JOB: Transcribe all of the material exactly. Any picture in it should be left out.

:: PROVIDED DATA

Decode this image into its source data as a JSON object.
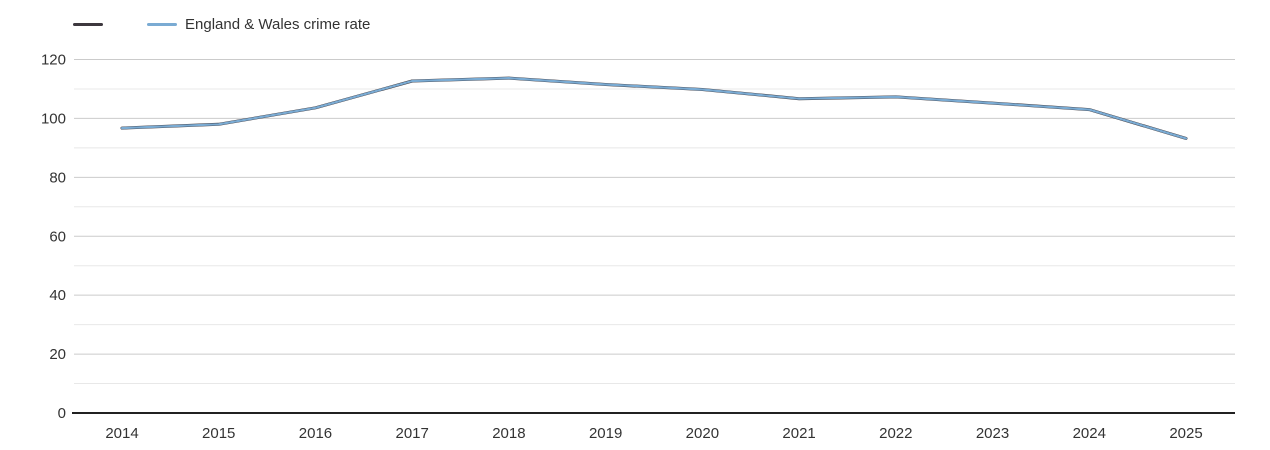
{
  "chart_data": {
    "type": "line",
    "title": "",
    "xlabel": "",
    "ylabel": "",
    "x": [
      2014,
      2015,
      2016,
      2017,
      2018,
      2019,
      2020,
      2021,
      2022,
      2023,
      2024,
      2025
    ],
    "series": [
      {
        "name": "",
        "color": "#3d383e",
        "values": [
          96.7,
          98.0,
          103.6,
          112.7,
          113.7,
          111.5,
          109.8,
          106.7,
          107.3,
          105.2,
          103.0,
          93.2
        ]
      },
      {
        "name": "England & Wales crime rate",
        "color": "#7aabd3",
        "values": [
          96.7,
          98.0,
          103.6,
          112.7,
          113.7,
          111.5,
          109.8,
          106.7,
          107.3,
          105.2,
          103.0,
          93.2
        ]
      }
    ],
    "ylim": [
      0,
      120
    ],
    "y_tick_step": 20,
    "y_minor_step": 10,
    "y_tick_labels": [
      "0",
      "20",
      "40",
      "60",
      "80",
      "100",
      "120"
    ],
    "x_tick_labels": [
      "2014",
      "2015",
      "2016",
      "2017",
      "2018",
      "2019",
      "2020",
      "2021",
      "2022",
      "2023",
      "2024",
      "2025"
    ],
    "grid": true,
    "legend_position": "top-left"
  },
  "colors": {
    "major_grid": "#cbcbcb",
    "minor_grid": "#e8e8e8",
    "axis_line": "#212121",
    "tick_text": "#333333",
    "background": "#ffffff"
  }
}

::::

TASK OUTPUT:
Decode this image into its source data as a JSON object.
{
  "chart_data": {
    "type": "line",
    "title": "",
    "xlabel": "",
    "ylabel": "",
    "x": [
      2014,
      2015,
      2016,
      2017,
      2018,
      2019,
      2020,
      2021,
      2022,
      2023,
      2024,
      2025
    ],
    "series": [
      {
        "name": "",
        "color": "#3d383e",
        "values": [
          96.7,
          98.0,
          103.6,
          112.7,
          113.7,
          111.5,
          109.8,
          106.7,
          107.3,
          105.2,
          103.0,
          93.2
        ]
      },
      {
        "name": "England & Wales crime rate",
        "color": "#7aabd3",
        "values": [
          96.7,
          98.0,
          103.6,
          112.7,
          113.7,
          111.5,
          109.8,
          106.7,
          107.3,
          105.2,
          103.0,
          93.2
        ]
      }
    ],
    "ylim": [
      0,
      120
    ],
    "y_tick_step": 20,
    "y_minor_step": 10,
    "y_tick_labels": [
      "0",
      "20",
      "40",
      "60",
      "80",
      "100",
      "120"
    ],
    "x_tick_labels": [
      "2014",
      "2015",
      "2016",
      "2017",
      "2018",
      "2019",
      "2020",
      "2021",
      "2022",
      "2023",
      "2024",
      "2025"
    ],
    "grid": true,
    "legend_position": "top-left"
  },
  "colors": {
    "major_grid": "#cbcbcb",
    "minor_grid": "#e8e8e8",
    "axis_line": "#212121",
    "tick_text": "#333333",
    "background": "#ffffff"
  }
}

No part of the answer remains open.